[start of Working data]

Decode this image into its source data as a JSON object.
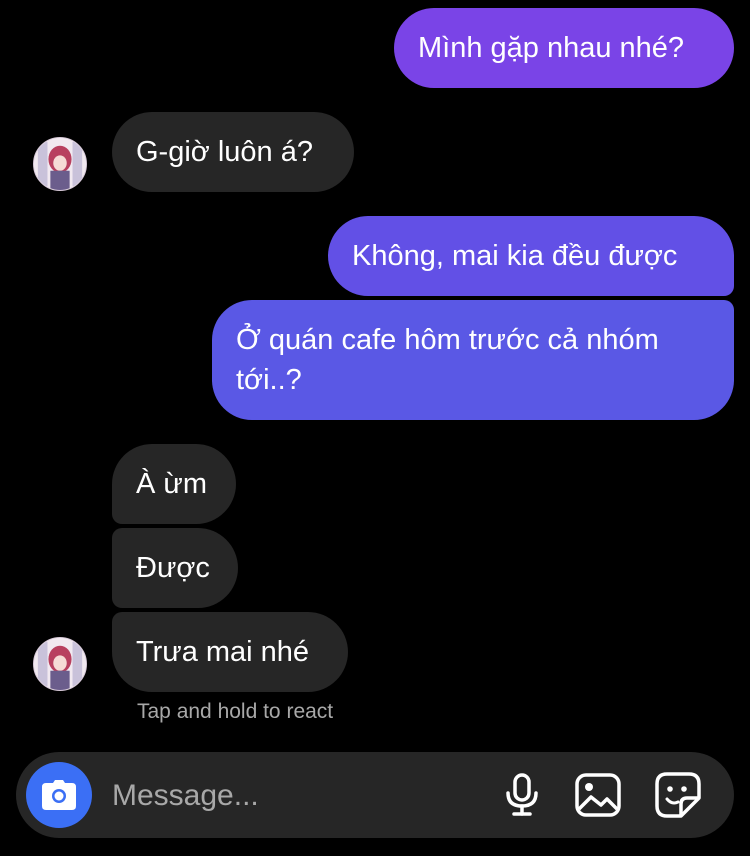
{
  "messages": [
    {
      "id": "m1",
      "direction": "outgoing",
      "text": "Mình gặp nhau nhé?"
    },
    {
      "id": "m2",
      "direction": "incoming",
      "text": "G-giờ luôn á?"
    },
    {
      "id": "m3",
      "direction": "outgoing",
      "text": "Không, mai kia đều được"
    },
    {
      "id": "m4",
      "direction": "outgoing",
      "text": "Ở quán cafe hôm trước cả nhóm tới..?"
    },
    {
      "id": "m5",
      "direction": "incoming",
      "text": "À ừm"
    },
    {
      "id": "m6",
      "direction": "incoming",
      "text": "Được"
    },
    {
      "id": "m7",
      "direction": "incoming",
      "text": "Trưa mai nhé"
    }
  ],
  "hint": "Tap and hold to react",
  "composer": {
    "placeholder": "Message...",
    "value": "",
    "icons": [
      "camera-icon",
      "microphone-icon",
      "gallery-icon",
      "sticker-icon"
    ]
  },
  "colors": {
    "background": "#000000",
    "incoming_bubble": "#262626",
    "outgoing_gradient_top": "#7c45e8",
    "outgoing_gradient_bottom": "#5a5be5",
    "camera_button": "#3b6ff5",
    "hint_text": "#a8a8a8"
  }
}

[end of Working data]

Reproduce the entries above without change, omitting all pictures.

Decode this image into its source data as a JSON object.
{
  "messages": [
    {
      "id": "m1",
      "direction": "outgoing",
      "text": "Mình gặp nhau nhé?"
    },
    {
      "id": "m2",
      "direction": "incoming",
      "text": "G-giờ luôn á?"
    },
    {
      "id": "m3",
      "direction": "outgoing",
      "text": "Không, mai kia đều được"
    },
    {
      "id": "m4",
      "direction": "outgoing",
      "text": "Ở quán cafe hôm trước cả nhóm tới..?"
    },
    {
      "id": "m5",
      "direction": "incoming",
      "text": "À ừm"
    },
    {
      "id": "m6",
      "direction": "incoming",
      "text": "Được"
    },
    {
      "id": "m7",
      "direction": "incoming",
      "text": "Trưa mai nhé"
    }
  ],
  "hint": "Tap and hold to react",
  "composer": {
    "placeholder": "Message...",
    "value": "",
    "icons": [
      "camera-icon",
      "microphone-icon",
      "gallery-icon",
      "sticker-icon"
    ]
  },
  "colors": {
    "background": "#000000",
    "incoming_bubble": "#262626",
    "outgoing_gradient_top": "#7c45e8",
    "outgoing_gradient_bottom": "#5a5be5",
    "camera_button": "#3b6ff5",
    "hint_text": "#a8a8a8"
  }
}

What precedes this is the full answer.